Some lines in the listing below may include the string "xlabel". How many are there? Give only the number.

━━━ Stored records

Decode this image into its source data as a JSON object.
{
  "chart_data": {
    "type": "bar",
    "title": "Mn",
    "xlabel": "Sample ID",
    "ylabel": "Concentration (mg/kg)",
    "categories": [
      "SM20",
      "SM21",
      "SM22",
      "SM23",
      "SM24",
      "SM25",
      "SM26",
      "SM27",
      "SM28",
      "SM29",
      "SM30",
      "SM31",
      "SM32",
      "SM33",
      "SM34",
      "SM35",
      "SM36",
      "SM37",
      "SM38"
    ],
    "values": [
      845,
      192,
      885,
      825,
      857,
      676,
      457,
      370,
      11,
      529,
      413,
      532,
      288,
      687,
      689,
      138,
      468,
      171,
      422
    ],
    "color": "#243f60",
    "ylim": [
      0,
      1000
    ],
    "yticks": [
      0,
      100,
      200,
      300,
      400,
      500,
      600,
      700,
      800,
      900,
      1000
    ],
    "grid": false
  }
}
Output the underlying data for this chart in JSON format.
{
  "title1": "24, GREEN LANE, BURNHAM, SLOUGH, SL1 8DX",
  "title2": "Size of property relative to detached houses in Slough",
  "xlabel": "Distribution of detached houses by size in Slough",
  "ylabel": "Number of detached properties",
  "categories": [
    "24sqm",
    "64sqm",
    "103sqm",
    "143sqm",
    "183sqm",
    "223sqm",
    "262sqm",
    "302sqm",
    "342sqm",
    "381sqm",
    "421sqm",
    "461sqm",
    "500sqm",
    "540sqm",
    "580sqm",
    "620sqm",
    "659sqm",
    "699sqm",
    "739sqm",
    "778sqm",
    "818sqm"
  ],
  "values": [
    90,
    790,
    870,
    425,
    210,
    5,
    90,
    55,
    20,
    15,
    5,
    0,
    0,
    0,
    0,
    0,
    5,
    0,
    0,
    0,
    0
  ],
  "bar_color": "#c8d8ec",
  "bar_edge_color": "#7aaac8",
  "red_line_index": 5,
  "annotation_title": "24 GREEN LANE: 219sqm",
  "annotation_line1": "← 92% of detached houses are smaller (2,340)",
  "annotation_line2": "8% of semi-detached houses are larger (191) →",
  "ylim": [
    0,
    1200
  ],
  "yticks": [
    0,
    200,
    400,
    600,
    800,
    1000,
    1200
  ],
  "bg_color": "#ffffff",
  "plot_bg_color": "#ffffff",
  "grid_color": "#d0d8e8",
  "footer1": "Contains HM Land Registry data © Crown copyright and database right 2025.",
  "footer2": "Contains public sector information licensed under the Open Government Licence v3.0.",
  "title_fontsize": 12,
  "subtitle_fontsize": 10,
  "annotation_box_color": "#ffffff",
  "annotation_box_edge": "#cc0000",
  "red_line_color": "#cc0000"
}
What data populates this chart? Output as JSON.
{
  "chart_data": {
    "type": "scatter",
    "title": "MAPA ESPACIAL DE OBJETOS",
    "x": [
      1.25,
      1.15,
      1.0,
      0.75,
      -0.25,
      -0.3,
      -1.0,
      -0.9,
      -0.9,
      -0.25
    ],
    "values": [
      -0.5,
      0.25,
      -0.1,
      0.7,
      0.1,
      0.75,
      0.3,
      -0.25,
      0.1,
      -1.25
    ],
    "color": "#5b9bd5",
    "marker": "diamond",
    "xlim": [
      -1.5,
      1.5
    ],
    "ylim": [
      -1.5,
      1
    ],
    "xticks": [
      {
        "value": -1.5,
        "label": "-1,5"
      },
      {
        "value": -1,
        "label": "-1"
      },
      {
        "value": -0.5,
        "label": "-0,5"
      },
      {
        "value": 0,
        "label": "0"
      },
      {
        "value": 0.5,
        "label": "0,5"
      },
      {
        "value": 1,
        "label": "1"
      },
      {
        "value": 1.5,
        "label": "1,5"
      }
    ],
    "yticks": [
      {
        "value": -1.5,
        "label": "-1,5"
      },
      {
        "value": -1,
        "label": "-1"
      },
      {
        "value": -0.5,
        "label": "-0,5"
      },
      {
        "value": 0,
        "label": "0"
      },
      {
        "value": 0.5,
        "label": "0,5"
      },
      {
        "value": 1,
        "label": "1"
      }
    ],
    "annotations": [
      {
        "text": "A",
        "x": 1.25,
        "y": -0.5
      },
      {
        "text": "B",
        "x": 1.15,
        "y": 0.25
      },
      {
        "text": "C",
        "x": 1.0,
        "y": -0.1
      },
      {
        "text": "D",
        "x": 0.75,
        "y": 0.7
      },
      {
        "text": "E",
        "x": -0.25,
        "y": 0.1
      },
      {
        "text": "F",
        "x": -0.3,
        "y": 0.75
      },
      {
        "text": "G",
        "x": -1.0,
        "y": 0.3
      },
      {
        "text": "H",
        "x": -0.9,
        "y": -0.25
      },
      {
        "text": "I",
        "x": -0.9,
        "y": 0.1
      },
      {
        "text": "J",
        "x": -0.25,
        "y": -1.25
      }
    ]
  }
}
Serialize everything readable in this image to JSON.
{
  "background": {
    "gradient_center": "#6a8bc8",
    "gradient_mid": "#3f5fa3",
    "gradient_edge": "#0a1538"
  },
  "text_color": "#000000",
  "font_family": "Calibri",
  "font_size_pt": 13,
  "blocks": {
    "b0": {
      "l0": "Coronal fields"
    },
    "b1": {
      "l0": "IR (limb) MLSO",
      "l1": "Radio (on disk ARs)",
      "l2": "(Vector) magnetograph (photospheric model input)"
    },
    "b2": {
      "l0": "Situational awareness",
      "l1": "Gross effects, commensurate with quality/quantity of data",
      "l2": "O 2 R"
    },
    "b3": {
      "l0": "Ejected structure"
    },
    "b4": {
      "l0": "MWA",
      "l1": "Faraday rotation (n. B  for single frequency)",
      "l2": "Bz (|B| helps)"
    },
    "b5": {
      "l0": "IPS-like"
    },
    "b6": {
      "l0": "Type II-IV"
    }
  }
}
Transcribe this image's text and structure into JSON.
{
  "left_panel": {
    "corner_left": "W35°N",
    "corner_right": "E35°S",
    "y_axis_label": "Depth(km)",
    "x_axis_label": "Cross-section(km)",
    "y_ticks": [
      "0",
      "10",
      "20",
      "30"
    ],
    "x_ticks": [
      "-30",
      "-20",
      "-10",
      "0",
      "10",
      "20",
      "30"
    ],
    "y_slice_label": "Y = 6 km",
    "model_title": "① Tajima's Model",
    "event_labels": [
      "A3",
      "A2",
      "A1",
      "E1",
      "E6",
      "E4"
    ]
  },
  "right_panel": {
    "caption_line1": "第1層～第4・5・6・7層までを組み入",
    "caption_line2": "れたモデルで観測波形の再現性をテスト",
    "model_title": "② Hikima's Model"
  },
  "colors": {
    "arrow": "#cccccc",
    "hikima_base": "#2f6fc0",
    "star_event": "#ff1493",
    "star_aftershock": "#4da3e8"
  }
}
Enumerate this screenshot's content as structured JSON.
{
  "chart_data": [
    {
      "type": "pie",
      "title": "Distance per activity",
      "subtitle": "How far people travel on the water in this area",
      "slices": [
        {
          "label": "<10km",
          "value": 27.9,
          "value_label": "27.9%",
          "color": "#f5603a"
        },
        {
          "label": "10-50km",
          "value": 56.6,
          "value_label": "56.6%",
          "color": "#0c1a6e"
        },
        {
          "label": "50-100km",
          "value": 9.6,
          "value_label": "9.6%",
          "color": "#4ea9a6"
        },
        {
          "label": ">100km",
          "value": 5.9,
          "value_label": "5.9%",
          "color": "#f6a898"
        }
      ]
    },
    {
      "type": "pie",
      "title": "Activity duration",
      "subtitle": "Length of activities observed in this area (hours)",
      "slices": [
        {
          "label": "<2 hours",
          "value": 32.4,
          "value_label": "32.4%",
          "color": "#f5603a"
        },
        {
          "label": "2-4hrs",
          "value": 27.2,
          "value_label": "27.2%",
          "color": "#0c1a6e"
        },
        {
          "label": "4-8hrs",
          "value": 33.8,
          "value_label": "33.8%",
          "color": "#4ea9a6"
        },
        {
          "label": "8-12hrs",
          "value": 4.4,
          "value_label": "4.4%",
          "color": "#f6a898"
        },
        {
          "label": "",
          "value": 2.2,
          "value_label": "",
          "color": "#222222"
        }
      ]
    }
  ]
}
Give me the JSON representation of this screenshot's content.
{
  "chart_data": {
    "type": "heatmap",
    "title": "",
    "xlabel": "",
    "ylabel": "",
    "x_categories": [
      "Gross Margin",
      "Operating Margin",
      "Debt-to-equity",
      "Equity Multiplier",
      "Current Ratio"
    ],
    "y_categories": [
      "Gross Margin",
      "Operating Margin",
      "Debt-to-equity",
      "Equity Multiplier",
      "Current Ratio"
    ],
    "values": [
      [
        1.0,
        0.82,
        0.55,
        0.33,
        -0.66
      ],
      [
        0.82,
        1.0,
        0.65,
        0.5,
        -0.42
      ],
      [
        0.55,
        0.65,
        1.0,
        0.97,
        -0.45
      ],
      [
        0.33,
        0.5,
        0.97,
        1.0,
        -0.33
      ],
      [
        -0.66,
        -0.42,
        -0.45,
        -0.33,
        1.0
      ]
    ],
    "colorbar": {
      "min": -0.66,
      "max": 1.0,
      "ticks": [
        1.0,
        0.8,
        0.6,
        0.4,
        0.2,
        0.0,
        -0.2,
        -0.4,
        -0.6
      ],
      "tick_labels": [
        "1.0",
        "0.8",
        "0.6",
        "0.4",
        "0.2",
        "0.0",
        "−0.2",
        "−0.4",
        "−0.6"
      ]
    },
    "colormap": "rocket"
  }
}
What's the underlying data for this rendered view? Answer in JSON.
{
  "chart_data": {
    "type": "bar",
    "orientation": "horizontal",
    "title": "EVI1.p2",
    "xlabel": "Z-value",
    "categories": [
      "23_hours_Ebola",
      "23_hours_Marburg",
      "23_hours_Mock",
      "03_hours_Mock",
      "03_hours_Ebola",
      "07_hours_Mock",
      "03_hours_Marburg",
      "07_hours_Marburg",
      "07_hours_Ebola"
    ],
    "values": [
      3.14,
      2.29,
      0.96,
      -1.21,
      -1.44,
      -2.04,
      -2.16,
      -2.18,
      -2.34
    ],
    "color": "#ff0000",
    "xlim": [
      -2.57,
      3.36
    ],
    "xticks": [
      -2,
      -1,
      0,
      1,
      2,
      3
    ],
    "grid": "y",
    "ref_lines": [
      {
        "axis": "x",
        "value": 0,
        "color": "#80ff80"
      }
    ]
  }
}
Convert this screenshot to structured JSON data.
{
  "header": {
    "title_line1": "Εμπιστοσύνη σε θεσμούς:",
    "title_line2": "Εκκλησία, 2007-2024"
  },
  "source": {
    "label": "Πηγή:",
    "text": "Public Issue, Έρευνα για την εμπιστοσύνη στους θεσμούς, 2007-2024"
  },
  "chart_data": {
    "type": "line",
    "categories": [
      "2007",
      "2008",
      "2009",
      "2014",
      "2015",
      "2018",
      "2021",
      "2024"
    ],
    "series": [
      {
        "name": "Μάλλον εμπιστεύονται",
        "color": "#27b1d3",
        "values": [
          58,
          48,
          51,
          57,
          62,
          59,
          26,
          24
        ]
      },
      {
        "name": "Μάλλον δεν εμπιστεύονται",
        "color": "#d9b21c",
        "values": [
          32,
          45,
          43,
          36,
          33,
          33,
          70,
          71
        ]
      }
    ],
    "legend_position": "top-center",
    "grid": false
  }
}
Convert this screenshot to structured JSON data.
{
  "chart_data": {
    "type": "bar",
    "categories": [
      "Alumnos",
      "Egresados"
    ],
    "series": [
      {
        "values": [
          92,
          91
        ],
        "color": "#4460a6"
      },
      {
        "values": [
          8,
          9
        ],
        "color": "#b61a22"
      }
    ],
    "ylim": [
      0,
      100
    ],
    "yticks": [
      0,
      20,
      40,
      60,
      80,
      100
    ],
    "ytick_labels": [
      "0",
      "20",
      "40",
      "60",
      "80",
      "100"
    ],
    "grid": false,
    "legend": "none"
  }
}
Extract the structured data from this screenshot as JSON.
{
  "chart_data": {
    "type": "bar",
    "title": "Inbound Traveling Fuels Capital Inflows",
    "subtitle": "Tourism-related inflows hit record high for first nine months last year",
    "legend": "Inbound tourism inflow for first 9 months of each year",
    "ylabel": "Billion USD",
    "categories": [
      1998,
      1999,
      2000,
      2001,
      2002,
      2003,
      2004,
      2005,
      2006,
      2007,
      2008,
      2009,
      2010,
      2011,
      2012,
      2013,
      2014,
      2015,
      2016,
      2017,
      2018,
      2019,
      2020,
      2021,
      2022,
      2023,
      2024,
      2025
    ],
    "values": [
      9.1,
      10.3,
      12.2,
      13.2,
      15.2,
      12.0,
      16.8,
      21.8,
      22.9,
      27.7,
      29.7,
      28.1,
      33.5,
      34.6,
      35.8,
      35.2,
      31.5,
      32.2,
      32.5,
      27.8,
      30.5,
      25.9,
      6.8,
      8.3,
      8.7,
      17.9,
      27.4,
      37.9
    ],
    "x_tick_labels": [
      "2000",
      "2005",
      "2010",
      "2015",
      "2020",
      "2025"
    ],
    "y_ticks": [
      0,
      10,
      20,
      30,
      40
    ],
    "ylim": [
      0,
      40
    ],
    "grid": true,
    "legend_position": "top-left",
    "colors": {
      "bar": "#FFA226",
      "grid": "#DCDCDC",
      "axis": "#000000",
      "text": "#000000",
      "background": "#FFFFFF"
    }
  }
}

━━━━━━

#### Reply to the task:
4